-- start Entries supplied --

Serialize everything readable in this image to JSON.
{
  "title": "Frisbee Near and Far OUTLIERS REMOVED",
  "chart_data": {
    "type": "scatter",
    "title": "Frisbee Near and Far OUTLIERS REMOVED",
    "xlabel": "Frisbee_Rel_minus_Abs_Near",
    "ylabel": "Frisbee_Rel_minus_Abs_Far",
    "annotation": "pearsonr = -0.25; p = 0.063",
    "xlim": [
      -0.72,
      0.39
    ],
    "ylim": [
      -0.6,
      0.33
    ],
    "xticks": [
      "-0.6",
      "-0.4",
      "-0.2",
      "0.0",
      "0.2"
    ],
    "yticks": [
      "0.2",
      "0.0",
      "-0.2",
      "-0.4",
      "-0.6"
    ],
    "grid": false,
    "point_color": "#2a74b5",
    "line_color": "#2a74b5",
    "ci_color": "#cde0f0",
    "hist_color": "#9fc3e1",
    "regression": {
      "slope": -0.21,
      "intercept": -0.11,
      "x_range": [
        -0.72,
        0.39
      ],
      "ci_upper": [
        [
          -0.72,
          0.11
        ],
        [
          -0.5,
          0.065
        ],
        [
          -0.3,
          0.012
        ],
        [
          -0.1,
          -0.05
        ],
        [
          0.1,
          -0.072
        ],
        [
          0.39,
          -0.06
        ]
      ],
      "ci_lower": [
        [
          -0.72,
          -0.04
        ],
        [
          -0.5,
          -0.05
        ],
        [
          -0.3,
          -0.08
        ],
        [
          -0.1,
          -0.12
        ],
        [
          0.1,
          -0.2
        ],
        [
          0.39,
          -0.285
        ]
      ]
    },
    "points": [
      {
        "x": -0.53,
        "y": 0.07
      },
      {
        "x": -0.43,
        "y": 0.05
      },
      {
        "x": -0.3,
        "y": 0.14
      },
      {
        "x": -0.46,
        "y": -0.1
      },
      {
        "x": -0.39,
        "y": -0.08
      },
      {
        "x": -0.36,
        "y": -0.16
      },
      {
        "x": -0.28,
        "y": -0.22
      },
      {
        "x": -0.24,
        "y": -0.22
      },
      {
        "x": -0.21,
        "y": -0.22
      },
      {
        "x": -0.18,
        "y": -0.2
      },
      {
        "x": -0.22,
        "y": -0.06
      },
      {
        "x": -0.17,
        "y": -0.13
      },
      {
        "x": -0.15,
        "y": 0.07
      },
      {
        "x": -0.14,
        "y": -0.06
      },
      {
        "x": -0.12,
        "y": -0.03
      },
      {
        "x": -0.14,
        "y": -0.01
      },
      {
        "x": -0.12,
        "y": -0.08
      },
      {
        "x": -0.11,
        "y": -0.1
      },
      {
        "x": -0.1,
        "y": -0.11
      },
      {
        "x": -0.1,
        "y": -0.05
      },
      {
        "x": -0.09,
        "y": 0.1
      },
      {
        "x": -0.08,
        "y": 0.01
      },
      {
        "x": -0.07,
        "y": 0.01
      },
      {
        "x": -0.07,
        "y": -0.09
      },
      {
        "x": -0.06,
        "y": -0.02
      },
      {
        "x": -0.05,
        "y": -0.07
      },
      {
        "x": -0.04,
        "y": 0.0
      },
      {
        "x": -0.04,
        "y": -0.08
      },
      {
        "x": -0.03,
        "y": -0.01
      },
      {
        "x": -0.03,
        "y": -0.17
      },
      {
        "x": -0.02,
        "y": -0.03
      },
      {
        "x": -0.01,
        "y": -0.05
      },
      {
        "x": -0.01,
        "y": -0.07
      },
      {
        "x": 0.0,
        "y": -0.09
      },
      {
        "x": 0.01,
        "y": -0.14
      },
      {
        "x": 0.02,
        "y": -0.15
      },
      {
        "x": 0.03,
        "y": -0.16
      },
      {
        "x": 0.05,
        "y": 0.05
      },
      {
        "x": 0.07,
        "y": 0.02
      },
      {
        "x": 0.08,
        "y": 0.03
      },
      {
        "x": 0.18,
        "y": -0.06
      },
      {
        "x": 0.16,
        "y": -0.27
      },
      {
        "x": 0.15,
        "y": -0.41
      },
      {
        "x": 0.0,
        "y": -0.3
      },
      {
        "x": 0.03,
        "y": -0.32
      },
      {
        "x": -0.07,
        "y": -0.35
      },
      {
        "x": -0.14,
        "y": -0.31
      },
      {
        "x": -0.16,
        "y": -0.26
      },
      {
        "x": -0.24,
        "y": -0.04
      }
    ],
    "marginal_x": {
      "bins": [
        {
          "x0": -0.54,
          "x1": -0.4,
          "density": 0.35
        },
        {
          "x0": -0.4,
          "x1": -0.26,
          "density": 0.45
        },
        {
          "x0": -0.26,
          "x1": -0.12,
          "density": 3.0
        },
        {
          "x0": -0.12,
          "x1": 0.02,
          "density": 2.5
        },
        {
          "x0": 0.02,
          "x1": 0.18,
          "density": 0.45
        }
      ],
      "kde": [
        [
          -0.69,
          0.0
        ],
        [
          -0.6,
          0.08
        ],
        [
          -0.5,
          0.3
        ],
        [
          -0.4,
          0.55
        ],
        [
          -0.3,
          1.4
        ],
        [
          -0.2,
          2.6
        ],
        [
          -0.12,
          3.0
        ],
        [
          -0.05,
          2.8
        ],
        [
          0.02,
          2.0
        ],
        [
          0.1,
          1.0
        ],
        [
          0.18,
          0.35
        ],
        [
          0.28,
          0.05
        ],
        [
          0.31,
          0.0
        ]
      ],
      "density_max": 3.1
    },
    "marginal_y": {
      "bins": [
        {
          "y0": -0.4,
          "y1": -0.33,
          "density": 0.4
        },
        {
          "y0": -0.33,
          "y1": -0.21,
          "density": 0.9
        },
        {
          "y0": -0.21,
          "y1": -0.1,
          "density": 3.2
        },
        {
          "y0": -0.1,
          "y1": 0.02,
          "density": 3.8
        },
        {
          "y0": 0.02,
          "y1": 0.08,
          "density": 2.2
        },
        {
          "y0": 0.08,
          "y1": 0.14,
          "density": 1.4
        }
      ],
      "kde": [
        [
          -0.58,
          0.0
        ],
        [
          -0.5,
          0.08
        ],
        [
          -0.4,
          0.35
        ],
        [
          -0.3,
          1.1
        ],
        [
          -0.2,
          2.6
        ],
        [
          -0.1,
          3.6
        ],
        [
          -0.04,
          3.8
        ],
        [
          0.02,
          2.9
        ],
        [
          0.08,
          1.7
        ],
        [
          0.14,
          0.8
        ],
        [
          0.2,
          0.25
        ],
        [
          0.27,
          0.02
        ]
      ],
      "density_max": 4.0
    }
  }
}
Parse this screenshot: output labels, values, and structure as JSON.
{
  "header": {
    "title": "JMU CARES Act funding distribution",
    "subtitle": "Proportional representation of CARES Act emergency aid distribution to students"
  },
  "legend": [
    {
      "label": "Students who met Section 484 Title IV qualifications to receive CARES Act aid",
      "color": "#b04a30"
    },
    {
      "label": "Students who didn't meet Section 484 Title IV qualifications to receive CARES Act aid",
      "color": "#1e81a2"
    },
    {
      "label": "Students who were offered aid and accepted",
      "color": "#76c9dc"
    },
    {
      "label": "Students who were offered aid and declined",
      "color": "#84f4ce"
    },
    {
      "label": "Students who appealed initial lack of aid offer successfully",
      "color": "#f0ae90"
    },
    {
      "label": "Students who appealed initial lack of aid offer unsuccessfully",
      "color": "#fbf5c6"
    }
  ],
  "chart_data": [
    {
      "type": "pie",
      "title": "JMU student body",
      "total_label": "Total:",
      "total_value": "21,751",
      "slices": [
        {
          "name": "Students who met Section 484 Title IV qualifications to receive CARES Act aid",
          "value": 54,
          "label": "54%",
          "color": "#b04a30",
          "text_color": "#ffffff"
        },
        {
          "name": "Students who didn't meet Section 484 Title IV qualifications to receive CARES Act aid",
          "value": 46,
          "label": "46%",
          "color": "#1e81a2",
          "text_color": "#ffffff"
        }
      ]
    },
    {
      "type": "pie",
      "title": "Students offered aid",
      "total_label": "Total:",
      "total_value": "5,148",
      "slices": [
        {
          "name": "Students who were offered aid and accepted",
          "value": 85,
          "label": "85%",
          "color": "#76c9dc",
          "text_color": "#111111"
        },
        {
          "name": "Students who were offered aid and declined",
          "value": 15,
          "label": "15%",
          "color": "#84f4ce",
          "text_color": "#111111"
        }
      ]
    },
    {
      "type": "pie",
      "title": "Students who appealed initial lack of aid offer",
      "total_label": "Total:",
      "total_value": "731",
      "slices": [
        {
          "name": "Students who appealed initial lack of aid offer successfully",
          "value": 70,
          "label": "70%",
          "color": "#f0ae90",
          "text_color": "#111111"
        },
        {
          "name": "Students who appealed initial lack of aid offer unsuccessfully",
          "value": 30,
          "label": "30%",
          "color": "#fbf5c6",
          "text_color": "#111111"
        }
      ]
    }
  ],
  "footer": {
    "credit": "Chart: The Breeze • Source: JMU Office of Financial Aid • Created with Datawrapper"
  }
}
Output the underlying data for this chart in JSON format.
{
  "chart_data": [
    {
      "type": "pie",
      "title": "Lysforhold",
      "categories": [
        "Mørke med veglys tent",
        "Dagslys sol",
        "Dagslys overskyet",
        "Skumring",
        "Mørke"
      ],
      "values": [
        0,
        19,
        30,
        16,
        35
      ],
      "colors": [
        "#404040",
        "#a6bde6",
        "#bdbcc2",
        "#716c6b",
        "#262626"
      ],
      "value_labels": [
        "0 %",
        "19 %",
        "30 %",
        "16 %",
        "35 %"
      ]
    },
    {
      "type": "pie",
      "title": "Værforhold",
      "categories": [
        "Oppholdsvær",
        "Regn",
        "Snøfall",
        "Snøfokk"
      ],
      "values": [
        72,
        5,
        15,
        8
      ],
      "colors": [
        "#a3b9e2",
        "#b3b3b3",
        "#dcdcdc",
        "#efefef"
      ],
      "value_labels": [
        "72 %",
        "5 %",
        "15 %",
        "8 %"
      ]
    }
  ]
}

-- end Entries supplied --

## Short task
Repeat only the lines running from the line that contains "Output the underlying" through the last line above, inclusive.

## The output
Output the underlying data for this chart in JSON format.
{
  "chart_data": [
    {
      "type": "pie",
      "title": "Lysforhold",
      "categories": [
        "Mørke med veglys tent",
        "Dagslys sol",
        "Dagslys overskyet",
        "Skumring",
        "Mørke"
      ],
      "values": [
        0,
        19,
        30,
        16,
        35
      ],
      "colors": [
        "#404040",
        "#a6bde6",
        "#bdbcc2",
        "#716c6b",
        "#262626"
      ],
      "value_labels": [
        "0 %",
        "19 %",
        "30 %",
        "16 %",
        "35 %"
      ]
    },
    {
      "type": "pie",
      "title": "Værforhold",
      "categories": [
        "Oppholdsvær",
        "Regn",
        "Snøfall",
        "Snøfokk"
      ],
      "values": [
        72,
        5,
        15,
        8
      ],
      "colors": [
        "#a3b9e2",
        "#b3b3b3",
        "#dcdcdc",
        "#efefef"
      ],
      "value_labels": [
        "72 %",
        "5 %",
        "15 %",
        "8 %"
      ]
    }
  ]
}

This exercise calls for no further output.